Consigne écrite 1 -
Répondez, d'après le texte source, aux questions suivantes :
(a) Combien de textes courts « Imagine Claudine » propose-t-il ?
(b) En quelle année le roman « Foraine » a-t-il paru ?
(c) De quelle ville Paul Fournel est-il originaire ?

Texte source -
○ ○ ○ ○

On avait quitté Paul Fournel il n’y a guère plus d’un an avec le facétieux « Livre de Gabert » (P.O.L.). «Imagine Claudine » (P.O.L.) poursuit dans cette voie du récit allègre, d’apparence légère mais semé de clins d’œil et de références visibles ou plus dissimulées. L’écrivain oulipien n’a pas son pareil sur ce terrain d’une fausse littérature de divertissement. Il a choisi cette fois de réinvestir le champ de la nouvelle, en proposant 33 textes courts, qui pourraient tout autant constituer les chapitres d’un…roman dont le personnage central se nommerait Claudine
C’est que Paul Fournel n’apprécie rien tant que l’hybridation et le mélange des genres. Ici par exemple il paraît très fidèlement respecter le cahier des charges de la nouvelle : un texte court, respectant l’unité de lieu et d’action et se terminant par une pointe, ironique, sarcastique ou dramatique, qui en fait le sel. A n’en pas douter, « Imagine Claudine » a tout d’un recueil de nouvelles. Sauf que, de texte en texte, de situation en situation, c’est bel et bien un livre relevant du genre romanesques qui sous nos yeux se construit. Avec la récurrence de ses personnages, les liens qu’entre eux ils entretiennent et in fine le récit qu’ensemble ils font avancer. Qui restitue le quotidien d’un village confronté aux effets de la modernité, quelque part dans le centre de la France : Paul Fournel est originaire de Saint-Etienne. Quant à son héroïne, « la grosse Claudine », elle ne nous est pas inconnue : on la rencontrait déjà dans « Le Livre de Gabert » en 2023, et plus tôt encore dans le recueil « Les Grosses rêveuses » (Le Seuil) en 1982 et dans le roman « Foraine » (Le Seuil) en 1999. Car cet auteur prolifique -une trentaine d’ouvrages depuis les débuts en 1972- a de la suite dans les idées. Sous des dehors souriants et une écriture d’une enviable fluidité, ses textes sont innervés par une permanente réflexion sur la littérature et la langue et portés par l’érudition multiforme de cet Oulipien, qui peut en appeler autant à Baudelaire, comme c’est le cas dans « Imagine Claudine » (« La forme d’une ville…), qu’à Jacques Anquetil. C’est ce qui fait le charme et la force de cette prose à nulle autre pareille.

○ ○ ○ ○

Consigne écrite 2 -
Recopiez à l'identique le passage des lignes de données qui commence à la première d'entre elles et s'achève sur la ligne contenant « shelf-scroll-arrows[interactable]: ◀ ▶ », les deux bornes incluses.

Données de délimitation des régions -
○ ○ ○ ○

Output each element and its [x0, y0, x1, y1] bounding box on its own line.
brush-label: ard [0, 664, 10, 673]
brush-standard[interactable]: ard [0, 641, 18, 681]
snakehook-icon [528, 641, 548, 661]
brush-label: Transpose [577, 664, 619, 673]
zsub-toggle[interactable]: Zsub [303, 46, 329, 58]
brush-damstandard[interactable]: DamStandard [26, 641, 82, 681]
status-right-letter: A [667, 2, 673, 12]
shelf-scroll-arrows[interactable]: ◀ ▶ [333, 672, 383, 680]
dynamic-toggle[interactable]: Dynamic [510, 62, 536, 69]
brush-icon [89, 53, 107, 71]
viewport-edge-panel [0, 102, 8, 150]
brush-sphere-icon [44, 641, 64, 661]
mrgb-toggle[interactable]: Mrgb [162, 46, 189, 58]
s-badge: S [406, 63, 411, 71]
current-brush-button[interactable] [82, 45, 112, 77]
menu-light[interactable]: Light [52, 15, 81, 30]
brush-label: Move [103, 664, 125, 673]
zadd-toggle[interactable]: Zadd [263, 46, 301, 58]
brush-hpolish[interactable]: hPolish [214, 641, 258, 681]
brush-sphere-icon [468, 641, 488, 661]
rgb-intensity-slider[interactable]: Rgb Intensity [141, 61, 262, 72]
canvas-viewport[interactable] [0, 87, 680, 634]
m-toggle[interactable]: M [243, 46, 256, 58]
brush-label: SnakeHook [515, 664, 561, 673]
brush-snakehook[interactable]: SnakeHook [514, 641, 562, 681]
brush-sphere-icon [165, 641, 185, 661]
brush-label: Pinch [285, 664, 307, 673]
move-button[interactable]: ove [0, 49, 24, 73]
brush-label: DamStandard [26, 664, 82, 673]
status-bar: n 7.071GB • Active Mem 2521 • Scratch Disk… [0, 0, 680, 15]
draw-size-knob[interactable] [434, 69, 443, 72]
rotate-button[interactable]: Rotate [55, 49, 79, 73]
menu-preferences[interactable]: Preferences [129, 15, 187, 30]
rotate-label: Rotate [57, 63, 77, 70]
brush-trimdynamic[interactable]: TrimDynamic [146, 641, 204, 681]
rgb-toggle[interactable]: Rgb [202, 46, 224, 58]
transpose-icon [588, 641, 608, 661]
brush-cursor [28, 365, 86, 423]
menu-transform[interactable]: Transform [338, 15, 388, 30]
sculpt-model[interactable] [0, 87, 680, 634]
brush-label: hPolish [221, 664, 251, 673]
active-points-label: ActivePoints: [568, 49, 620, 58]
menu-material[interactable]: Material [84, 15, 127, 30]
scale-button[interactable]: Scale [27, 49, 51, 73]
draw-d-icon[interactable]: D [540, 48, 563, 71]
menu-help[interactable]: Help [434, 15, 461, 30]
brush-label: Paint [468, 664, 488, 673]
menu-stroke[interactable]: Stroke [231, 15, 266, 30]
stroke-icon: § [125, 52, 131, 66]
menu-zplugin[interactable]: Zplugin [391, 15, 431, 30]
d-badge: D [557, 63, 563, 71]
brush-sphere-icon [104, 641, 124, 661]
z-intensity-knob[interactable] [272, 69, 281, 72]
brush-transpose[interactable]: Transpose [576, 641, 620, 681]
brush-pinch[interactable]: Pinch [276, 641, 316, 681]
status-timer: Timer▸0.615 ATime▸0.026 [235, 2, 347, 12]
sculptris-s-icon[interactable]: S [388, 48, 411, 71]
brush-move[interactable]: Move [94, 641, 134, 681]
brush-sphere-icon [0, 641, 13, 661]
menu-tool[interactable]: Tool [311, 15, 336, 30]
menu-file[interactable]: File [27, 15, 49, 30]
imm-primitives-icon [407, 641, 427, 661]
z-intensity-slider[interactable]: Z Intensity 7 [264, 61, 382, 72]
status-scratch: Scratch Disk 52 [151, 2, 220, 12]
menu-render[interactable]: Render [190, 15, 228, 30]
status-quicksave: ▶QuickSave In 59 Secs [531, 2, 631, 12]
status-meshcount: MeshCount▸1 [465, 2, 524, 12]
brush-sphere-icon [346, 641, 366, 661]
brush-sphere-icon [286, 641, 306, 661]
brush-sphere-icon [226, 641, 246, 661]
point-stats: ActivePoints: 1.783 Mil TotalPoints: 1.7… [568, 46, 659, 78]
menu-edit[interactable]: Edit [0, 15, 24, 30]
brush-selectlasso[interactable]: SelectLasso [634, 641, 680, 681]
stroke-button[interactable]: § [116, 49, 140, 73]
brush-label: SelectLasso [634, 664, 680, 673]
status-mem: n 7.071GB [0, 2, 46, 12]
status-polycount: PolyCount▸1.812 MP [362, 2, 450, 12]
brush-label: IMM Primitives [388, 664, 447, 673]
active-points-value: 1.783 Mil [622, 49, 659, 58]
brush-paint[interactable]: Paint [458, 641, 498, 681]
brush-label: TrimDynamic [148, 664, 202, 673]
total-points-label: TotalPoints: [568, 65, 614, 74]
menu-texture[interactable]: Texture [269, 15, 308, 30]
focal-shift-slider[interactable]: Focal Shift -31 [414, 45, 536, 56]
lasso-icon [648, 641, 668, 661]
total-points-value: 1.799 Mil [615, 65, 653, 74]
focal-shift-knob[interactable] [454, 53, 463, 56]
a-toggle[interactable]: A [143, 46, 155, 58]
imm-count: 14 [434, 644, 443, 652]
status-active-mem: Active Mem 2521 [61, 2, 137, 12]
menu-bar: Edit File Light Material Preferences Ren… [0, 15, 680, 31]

○ ○ ○ ○

Résultat 1 -
(a) 33 textes courts.
(b) En 1999.
(c) De Saint-Etienne.

Résultat 2 -
Output each element and its [x0, y0, x1, y1] bounding box on its own line.
brush-label: ard [0, 664, 10, 673]
brush-standard[interactable]: ard [0, 641, 18, 681]
snakehook-icon [528, 641, 548, 661]
brush-label: Transpose [577, 664, 619, 673]
zsub-toggle[interactable]: Zsub [303, 46, 329, 58]
brush-damstandard[interactable]: DamStandard [26, 641, 82, 681]
status-right-letter: A [667, 2, 673, 12]
shelf-scroll-arrows[interactable]: ◀ ▶ [333, 672, 383, 680]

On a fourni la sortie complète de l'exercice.